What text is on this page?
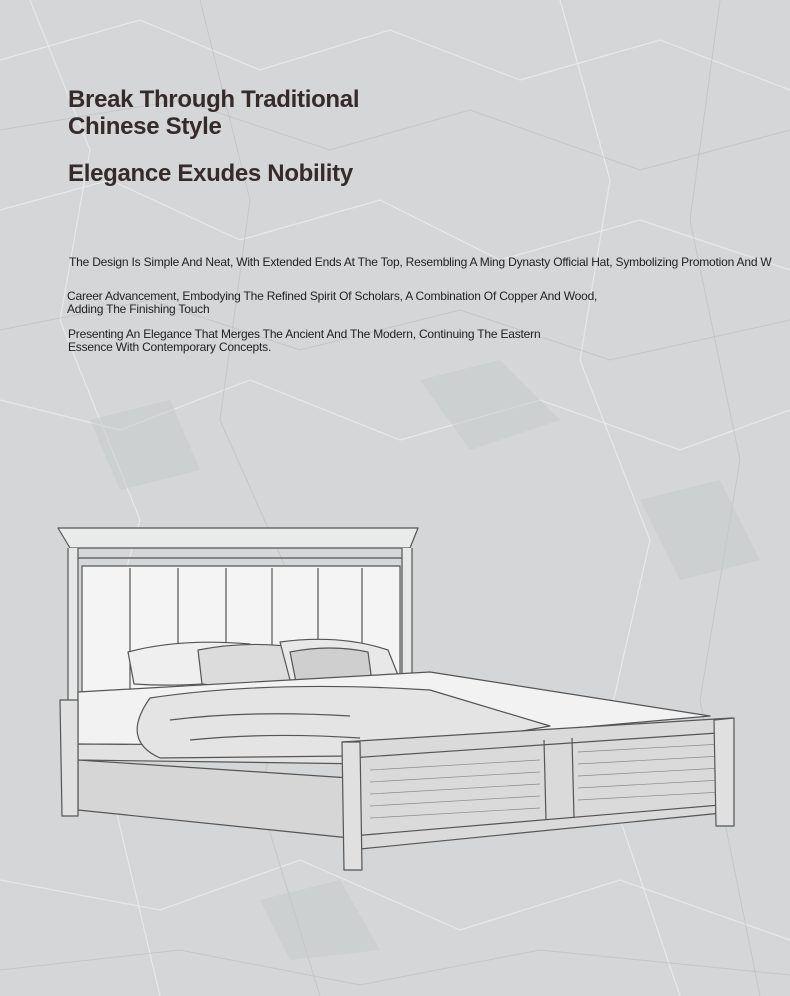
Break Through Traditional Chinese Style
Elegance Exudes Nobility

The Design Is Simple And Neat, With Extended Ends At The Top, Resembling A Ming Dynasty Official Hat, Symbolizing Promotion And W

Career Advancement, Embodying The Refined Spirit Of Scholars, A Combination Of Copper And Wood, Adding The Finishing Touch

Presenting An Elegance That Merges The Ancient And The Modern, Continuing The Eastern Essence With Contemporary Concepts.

§ WHAT THIS TASK INVOLVES:
Copy the material above exactly and drop the pictures.

§ IN RESPONSE:
What text is on this page?
Break Through Traditional Chinese Style
Elegance Exudes Nobility

The Design Is Simple And Neat, With Extended Ends At The Top, Resembling A Ming Dynasty Official Hat, Symbolizing Promotion And W

Career Advancement, Embodying The Refined Spirit Of Scholars, A Combination Of Copper And Wood, Adding The Finishing Touch

Presenting An Elegance That Merges The Ancient And The Modern, Continuing The Eastern Essence With Contemporary Concepts.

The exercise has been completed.